### Esercizi da svolgere
1) Secondo l'estratto sulla mostra di grafica a Trieste, chi ha ideato il marchio Agip con il cane a sei zampe?
2) Ricopia fedelmente il passo dell'estratto sulla mostra di grafica che parte dalle parole "Grafica italiana che" e termina dopo le parole "rapporti di amicizia.".

### Estratto fornito
####

Oppure quel bicchiere di brandy dove il logo dell’azienda viene rotto per versarlo nel bicchiere. Parliamo dell’immagine pubblicitaria del brandy Stock 84 inventato da Pino Tovaglia. O ancora il marchio Agip dei distributori con quel cane sputafuoco a sei zampe, una specie di chimera mitologica. È Bob Noorda l’ideatore, olandese, ma attivo a Milano. Questi sono solo alcuni dei venticinque grafici del Novecento presenti nella mostra L’Italia e l’Alliance Graphique Internationale al Magazzino delle Idee di Trieste, organizzata dall’Ente Regionale per il patrimonio culturale del Friuli Venezia Giulia (Erpac), curata da Carlo Vinti e patrocinata dall’Associazione Italiana Design della Comunicazione Visiva e dall’Associazione Archivio Storico Olivetti.
«D’altra parte, come la fotografia dialoga con tutti, anche la grafica deve nascere per dialogare con tutti», così ha stigmatizzato Paolo Tassinari, grafico, ideatore della mostra e presidente italiano dell’Alliance o AGI (l’associazione nata nel 1951 che riunisce i migliori grafici del mondo) che a settembre ha tenuto il settantesimo congresso a Trieste.

Camminando «negli spazi non infiniti del Magazzino ho fatto il grafico sulla grafica».

Il materiale è tanto. Duecento pezzi. Manifesti. Annunci pubblicitari. Schizzi. Prodotti editoriali. Carteggi tra i membri AGI. Documenti relativi all’associazione. Opere che arrivano da archivi diversi. Dalla Fondazione Pirelli all’Archivio Storico Barilla; dagli archivi della Triennale Milano all’Atelier Balan; dalla Fondazione Fiera Milano alla Fondazione Casa Luzzatti e molti altri.
Come ha raccontato il curatore, Vinti «in mostra c’è un assaggio dell’opera di questi venticinque artisti. Selezionare alcune delle opere che li rappresentano è stata una sfida. La quantità del materiale era enorme e quindi il lavoro di ricerca è stato grande».
Non è un allestimento solo per gli addetti ai lavori, ma per tutti che offre, così ha sottolineato il presidente dell’Erpac Guido Comis, la possibilità di conoscere la storia della grafica italiana della seconda metà del Novecento, sismografo di una società che stava rapidamente cambiando con il boom economico.
Grafica italiana che ha subito avuto risonanza internazionale, ha aggiunto Vinti, evidenziata dai carteggi tra i vari progettisti da cui si sono poi sviluppati rapporti di amicizia.

####

### Dati forniti
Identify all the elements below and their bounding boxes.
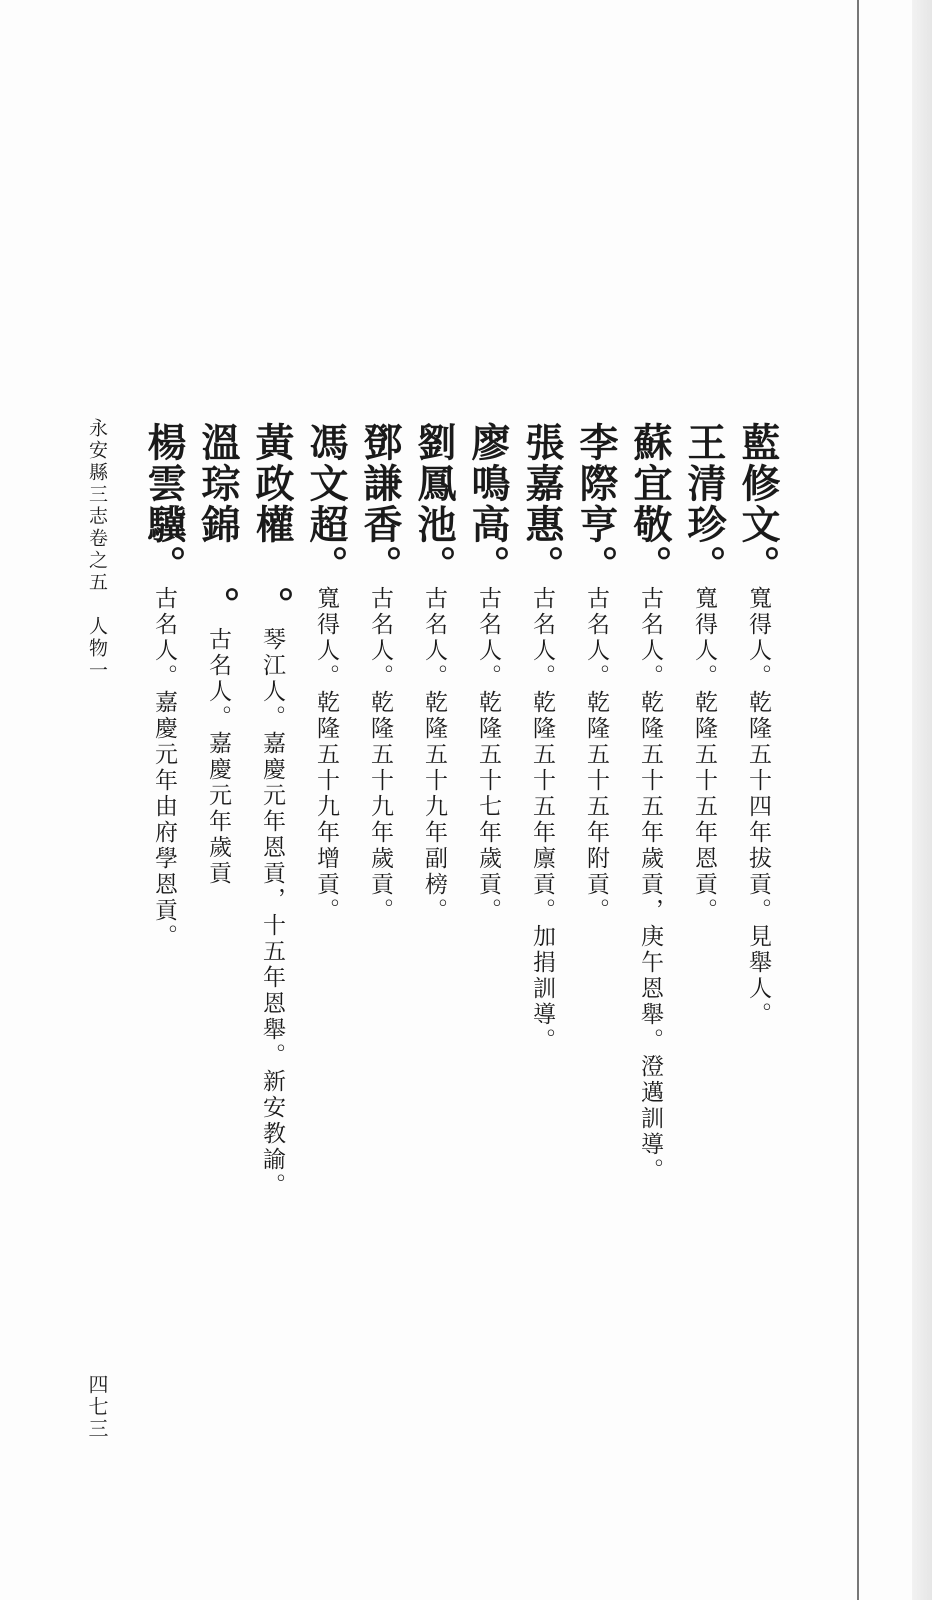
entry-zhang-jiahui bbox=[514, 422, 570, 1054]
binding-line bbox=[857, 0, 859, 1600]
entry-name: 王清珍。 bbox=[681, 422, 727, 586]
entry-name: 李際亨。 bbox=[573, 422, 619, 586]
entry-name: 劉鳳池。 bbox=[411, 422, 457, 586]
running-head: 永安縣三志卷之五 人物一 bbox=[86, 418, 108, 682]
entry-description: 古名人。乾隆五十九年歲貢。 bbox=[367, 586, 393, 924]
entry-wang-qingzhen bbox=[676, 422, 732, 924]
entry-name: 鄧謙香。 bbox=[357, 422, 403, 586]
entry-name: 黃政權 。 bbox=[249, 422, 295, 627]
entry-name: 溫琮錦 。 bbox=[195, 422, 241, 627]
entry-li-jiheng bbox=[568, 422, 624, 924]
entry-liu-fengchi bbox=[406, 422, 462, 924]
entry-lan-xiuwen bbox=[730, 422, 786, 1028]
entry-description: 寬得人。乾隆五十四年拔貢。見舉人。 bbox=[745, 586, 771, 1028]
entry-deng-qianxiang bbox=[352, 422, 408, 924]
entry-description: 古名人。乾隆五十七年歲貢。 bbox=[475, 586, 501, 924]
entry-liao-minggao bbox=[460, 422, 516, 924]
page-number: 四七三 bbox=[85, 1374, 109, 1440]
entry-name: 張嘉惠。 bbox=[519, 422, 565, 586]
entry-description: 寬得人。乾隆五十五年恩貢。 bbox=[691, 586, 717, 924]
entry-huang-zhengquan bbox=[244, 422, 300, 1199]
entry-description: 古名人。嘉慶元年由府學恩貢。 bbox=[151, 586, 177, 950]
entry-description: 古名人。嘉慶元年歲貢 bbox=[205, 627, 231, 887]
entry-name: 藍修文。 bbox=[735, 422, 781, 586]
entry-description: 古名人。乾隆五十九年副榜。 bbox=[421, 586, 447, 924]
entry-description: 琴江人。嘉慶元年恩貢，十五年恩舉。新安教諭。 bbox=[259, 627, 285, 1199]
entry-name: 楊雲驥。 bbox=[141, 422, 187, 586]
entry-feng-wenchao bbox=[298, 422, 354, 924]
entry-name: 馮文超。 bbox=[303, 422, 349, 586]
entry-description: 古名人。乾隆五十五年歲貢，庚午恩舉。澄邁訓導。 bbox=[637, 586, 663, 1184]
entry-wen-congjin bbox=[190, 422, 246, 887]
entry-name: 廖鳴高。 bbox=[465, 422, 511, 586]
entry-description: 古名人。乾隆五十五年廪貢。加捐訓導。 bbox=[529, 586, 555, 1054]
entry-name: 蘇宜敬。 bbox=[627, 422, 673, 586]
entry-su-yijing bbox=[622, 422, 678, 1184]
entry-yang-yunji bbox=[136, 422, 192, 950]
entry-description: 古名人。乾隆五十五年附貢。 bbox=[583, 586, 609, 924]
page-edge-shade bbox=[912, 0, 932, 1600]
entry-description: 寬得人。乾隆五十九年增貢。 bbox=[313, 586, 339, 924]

####

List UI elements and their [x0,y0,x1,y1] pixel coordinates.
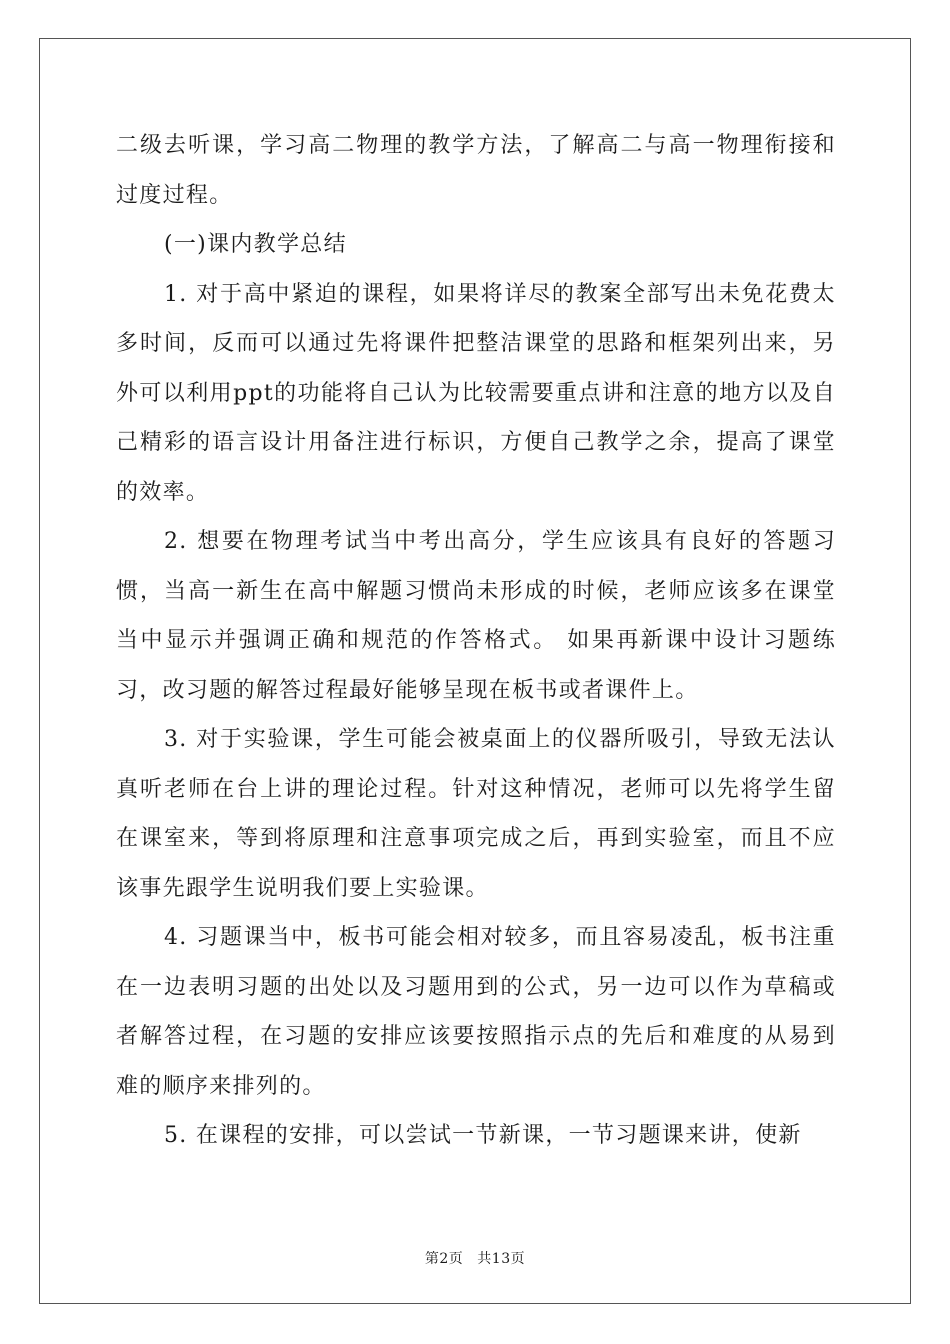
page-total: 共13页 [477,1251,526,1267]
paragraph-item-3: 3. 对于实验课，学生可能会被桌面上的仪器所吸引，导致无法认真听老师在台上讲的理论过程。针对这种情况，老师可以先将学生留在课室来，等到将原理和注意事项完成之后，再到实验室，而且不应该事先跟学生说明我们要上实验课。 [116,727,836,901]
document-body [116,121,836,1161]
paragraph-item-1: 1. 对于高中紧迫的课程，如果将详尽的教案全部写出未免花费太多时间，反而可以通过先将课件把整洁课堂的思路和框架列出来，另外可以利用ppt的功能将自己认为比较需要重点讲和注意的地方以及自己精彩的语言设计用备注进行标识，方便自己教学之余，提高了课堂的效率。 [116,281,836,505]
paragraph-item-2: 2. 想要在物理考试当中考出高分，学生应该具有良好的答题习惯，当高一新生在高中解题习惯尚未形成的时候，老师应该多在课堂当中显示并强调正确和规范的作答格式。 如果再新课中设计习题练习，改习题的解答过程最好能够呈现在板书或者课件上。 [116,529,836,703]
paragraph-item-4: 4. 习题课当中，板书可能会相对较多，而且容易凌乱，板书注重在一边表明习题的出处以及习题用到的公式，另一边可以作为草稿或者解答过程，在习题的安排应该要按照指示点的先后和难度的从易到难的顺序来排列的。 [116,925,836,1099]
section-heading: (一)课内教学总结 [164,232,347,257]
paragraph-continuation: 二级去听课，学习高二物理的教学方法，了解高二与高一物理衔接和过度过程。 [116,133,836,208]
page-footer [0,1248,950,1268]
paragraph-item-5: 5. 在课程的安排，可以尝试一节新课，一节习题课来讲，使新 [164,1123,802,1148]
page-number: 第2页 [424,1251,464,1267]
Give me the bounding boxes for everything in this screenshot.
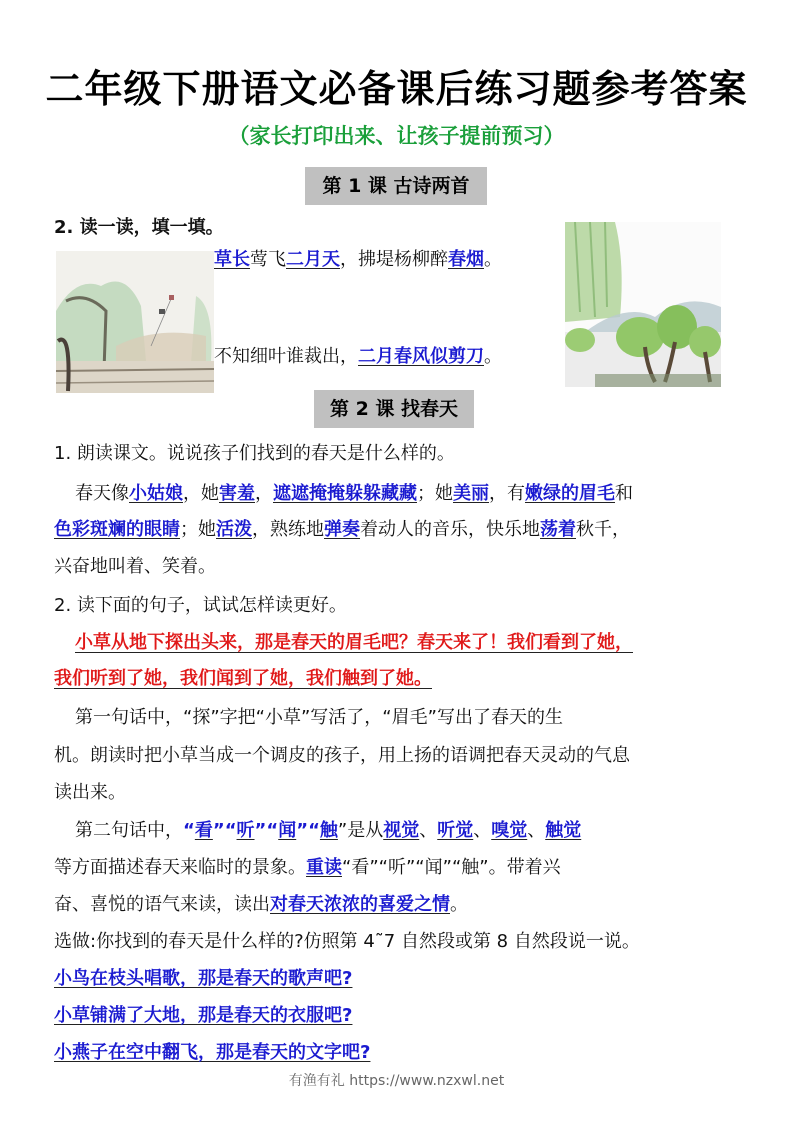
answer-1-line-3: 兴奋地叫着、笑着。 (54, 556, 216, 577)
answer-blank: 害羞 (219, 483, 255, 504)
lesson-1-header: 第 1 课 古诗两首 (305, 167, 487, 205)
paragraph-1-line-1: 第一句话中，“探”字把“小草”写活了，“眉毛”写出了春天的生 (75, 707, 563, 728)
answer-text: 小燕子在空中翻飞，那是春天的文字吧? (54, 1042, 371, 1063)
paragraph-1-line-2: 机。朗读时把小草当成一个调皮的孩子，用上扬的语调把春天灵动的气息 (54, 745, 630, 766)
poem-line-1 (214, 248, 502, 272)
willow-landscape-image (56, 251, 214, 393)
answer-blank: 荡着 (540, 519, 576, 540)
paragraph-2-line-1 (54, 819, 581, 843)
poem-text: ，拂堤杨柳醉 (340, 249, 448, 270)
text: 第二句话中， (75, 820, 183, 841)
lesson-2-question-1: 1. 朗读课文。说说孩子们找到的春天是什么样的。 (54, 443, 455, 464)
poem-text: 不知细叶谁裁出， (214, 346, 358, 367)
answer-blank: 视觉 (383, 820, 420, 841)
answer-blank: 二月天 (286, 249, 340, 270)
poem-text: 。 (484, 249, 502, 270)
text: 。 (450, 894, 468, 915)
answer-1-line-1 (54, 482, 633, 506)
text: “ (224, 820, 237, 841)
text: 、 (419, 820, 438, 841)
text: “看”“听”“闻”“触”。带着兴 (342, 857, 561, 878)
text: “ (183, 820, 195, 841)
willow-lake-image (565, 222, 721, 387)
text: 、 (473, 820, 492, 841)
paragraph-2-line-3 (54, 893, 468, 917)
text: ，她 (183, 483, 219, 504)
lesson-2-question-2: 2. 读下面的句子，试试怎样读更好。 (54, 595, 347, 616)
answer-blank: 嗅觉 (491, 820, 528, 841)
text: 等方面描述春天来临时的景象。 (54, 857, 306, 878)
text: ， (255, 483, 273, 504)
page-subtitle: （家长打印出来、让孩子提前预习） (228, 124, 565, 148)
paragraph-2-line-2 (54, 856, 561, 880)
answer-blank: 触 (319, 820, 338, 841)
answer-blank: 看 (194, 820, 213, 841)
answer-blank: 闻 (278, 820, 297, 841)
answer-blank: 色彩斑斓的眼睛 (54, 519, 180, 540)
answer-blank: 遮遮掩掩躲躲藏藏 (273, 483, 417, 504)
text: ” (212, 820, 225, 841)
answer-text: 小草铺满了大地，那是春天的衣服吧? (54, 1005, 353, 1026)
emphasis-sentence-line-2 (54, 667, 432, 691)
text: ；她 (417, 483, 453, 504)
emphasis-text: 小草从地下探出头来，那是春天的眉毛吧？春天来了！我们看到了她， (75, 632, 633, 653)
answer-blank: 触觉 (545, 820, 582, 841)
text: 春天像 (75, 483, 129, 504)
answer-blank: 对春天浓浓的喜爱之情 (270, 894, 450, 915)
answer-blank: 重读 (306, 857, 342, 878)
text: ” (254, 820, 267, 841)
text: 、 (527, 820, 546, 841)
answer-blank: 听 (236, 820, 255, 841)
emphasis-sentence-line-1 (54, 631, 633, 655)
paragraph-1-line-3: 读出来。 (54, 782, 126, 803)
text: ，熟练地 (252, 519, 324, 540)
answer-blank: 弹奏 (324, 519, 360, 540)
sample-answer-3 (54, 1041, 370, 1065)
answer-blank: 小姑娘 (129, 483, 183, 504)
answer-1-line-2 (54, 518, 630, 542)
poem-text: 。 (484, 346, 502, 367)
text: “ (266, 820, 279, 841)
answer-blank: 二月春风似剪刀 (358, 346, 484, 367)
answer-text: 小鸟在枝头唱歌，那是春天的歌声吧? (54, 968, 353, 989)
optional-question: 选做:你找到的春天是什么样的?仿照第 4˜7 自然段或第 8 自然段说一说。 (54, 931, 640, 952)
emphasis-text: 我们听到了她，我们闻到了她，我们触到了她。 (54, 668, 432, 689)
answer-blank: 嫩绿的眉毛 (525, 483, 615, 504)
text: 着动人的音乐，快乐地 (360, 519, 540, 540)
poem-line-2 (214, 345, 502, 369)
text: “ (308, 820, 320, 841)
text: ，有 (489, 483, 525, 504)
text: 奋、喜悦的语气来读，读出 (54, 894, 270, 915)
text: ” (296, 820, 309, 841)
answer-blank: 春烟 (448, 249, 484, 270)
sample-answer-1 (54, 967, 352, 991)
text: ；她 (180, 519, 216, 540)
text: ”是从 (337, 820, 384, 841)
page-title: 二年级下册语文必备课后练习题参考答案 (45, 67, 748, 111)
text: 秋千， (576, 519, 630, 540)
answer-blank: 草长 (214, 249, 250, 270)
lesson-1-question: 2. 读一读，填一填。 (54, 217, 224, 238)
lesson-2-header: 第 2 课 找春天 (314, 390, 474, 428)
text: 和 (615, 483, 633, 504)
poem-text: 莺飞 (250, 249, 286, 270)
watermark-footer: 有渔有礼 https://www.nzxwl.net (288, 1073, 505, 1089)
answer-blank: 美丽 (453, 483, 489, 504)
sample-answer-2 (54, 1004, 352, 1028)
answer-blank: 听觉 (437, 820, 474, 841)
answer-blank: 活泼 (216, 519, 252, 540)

####

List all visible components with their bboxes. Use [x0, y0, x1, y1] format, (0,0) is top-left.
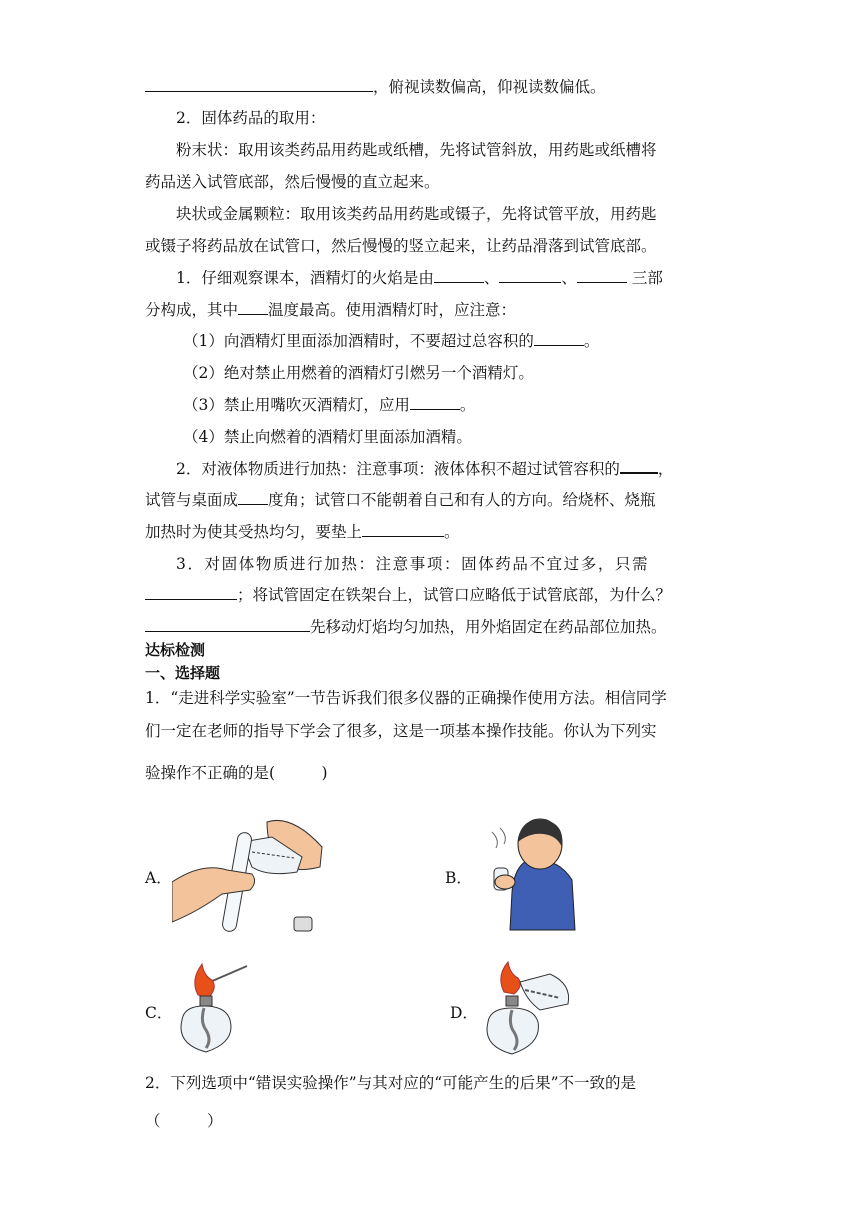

####

### Risposte complete
1) Bob Noorda.

2)
Grafica italiana che ha subito avuto risonanza internazionale, ha aggiunto Vinti, evidenziata dai carteggi tra i vari progettisti da cui si sono poi sviluppati rapporti di amicizia.